• STATED GOAL: From the entries below, gather each line containing the word "Бобруйск".

[Data items]
◆ ◆ ◆ ◆
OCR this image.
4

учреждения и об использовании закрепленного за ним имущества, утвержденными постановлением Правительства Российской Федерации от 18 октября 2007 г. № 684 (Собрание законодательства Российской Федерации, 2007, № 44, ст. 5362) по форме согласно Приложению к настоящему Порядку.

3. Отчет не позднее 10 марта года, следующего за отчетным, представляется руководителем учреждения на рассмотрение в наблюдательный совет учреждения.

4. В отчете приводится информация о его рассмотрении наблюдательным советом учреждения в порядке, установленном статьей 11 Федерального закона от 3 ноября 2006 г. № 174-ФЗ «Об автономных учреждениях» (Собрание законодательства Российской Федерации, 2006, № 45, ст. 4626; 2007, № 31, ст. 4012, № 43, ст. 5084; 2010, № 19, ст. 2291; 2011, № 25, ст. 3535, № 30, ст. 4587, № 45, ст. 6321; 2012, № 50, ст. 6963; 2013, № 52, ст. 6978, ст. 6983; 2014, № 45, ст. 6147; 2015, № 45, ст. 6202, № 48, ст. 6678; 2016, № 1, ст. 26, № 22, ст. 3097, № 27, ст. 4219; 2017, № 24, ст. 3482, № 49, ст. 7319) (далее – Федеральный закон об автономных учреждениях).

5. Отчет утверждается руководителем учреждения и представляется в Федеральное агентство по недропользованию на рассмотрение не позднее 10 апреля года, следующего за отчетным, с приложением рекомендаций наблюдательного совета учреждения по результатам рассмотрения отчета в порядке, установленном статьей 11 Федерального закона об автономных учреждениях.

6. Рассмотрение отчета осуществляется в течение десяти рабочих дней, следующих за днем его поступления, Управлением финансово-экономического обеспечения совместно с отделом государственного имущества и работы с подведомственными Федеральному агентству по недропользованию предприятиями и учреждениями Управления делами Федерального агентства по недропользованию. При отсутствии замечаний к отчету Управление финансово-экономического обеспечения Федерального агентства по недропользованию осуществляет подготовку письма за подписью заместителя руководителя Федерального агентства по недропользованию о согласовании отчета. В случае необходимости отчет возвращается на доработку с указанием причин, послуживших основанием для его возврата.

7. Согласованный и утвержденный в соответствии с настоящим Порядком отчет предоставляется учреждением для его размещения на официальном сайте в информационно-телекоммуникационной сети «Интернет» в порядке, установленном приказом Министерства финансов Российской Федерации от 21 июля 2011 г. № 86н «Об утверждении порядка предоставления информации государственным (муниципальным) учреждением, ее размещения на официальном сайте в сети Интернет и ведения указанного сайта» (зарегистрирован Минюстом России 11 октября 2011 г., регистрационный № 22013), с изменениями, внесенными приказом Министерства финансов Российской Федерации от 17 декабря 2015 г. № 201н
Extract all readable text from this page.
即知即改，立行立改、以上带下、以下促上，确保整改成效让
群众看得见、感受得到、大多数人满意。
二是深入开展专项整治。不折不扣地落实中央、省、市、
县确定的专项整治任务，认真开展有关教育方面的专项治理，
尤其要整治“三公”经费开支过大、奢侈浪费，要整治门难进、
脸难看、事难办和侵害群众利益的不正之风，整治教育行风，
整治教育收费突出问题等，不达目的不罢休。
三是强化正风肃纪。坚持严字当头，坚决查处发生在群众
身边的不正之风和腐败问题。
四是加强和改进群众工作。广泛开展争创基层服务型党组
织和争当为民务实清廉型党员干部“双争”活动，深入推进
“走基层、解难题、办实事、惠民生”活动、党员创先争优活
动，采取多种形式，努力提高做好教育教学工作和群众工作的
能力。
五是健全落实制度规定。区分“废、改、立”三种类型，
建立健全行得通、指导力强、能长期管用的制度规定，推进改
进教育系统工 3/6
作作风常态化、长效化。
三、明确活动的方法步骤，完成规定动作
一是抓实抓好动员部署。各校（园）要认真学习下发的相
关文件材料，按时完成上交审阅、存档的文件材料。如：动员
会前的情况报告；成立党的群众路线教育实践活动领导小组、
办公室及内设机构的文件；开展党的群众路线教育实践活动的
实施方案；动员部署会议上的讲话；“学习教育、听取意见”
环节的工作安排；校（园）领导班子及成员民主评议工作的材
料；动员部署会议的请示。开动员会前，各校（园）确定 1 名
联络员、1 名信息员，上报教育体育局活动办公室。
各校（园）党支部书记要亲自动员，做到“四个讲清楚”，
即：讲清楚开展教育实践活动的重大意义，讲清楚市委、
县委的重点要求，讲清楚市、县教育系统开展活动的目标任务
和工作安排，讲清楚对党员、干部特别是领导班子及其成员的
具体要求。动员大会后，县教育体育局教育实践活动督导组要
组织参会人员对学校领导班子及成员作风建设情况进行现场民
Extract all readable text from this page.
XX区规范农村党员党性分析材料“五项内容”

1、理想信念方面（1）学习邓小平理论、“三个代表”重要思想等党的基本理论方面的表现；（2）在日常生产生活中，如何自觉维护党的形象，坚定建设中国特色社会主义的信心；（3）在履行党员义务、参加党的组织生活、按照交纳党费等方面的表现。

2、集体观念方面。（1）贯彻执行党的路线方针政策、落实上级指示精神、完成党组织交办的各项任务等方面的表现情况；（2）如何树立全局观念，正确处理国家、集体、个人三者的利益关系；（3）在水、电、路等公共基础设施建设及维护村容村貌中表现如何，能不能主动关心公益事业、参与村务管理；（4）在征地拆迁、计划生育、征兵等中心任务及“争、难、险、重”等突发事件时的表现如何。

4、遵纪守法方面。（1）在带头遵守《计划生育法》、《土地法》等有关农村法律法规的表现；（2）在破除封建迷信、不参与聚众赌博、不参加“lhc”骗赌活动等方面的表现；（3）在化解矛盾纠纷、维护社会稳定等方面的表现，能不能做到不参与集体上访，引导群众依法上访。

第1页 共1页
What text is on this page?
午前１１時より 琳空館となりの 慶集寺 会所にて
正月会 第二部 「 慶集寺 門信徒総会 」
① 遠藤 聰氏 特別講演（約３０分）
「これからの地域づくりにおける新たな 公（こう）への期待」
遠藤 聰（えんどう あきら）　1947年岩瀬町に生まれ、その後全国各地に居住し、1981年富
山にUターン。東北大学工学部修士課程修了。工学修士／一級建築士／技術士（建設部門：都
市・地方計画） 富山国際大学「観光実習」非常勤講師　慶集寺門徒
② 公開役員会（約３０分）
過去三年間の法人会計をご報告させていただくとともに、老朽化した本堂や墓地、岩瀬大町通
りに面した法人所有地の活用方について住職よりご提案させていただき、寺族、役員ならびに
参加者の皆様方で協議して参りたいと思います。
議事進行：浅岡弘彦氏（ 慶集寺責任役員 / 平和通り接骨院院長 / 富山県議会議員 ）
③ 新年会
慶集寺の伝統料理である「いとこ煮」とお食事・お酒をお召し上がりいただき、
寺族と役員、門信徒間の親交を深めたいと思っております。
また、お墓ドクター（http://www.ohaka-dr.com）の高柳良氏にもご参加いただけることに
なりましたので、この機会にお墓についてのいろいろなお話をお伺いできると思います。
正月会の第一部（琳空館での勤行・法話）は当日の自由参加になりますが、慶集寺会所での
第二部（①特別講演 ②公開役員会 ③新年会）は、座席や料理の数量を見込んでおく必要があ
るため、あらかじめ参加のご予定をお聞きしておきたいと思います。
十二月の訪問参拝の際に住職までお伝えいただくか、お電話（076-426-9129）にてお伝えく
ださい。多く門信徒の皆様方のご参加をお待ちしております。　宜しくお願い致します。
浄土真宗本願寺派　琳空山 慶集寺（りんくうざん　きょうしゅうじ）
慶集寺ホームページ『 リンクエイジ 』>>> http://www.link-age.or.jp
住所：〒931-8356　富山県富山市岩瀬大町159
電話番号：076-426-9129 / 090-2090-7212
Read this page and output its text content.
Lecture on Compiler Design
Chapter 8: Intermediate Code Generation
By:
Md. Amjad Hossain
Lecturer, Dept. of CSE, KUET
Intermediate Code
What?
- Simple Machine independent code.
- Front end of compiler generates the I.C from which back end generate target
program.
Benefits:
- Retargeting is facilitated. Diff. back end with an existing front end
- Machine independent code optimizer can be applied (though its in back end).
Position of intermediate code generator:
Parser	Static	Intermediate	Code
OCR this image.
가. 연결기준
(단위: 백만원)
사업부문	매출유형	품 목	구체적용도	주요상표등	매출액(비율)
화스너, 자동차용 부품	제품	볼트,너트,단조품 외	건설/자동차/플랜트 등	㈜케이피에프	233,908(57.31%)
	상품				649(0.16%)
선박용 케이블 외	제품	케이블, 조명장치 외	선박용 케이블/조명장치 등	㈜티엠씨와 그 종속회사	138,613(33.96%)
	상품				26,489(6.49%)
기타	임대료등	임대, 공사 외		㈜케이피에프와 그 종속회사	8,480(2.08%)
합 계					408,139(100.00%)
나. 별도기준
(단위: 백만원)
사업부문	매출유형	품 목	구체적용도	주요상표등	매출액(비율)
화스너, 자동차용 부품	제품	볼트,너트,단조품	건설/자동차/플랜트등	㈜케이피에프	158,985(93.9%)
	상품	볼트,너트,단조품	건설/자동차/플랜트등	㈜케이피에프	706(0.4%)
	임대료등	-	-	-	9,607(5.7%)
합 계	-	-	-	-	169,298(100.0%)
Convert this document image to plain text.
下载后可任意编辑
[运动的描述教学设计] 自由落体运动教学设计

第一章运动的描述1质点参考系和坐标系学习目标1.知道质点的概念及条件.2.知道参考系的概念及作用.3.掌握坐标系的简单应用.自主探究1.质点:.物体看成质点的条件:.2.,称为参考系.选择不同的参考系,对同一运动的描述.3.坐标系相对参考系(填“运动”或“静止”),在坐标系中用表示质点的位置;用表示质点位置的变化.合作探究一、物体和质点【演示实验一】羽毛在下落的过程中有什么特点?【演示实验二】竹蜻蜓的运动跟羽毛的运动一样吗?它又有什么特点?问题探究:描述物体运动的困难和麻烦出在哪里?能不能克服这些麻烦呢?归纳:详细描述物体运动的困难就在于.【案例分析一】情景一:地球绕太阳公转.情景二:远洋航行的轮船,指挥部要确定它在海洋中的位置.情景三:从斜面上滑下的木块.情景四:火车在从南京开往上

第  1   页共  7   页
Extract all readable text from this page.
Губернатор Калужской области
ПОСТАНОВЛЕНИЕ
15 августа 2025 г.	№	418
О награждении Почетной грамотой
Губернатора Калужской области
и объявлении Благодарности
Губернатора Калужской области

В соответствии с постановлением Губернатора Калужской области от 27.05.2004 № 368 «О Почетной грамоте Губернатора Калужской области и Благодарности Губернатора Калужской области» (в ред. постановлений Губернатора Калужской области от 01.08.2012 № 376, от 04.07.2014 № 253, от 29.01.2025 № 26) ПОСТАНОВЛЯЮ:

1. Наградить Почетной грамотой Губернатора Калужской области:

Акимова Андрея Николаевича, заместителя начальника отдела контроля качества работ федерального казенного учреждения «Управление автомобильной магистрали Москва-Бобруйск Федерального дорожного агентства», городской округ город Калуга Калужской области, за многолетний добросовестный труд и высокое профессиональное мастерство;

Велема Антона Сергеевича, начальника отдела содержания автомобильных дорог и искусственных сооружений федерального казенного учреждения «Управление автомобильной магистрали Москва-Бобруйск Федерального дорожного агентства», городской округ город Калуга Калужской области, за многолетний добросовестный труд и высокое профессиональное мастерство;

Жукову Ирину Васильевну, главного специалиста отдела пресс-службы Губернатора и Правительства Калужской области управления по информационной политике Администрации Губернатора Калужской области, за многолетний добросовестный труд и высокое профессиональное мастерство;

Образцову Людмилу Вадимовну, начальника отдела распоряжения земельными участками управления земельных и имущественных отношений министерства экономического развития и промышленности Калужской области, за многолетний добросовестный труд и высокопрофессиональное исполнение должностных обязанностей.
◆ ◆ ◆ ◆
• THE COMPLETED TASK:
Акимова Андрея Николаевича, заместителя начальника отдела контроля качества работ федерального казенного учреждения «Управление автомобильной магистрали Москва-Бобруйск Федерального дорожного агентства», городской округ город Калуга Калужской области, за многолетний добросовестный труд и высокое профессиональное мастерство;
Велема Антона Сергеевича, начальника отдела содержания автомобильных дорог и искусственных сооружений федерального казенного учреждения «Управление автомобильной магистрали Москва-Бобруйск Федерального дорожного агентства», городской округ город Калуга Калужской области, за многолетний добросовестный труд и высокое профессиональное мастерство;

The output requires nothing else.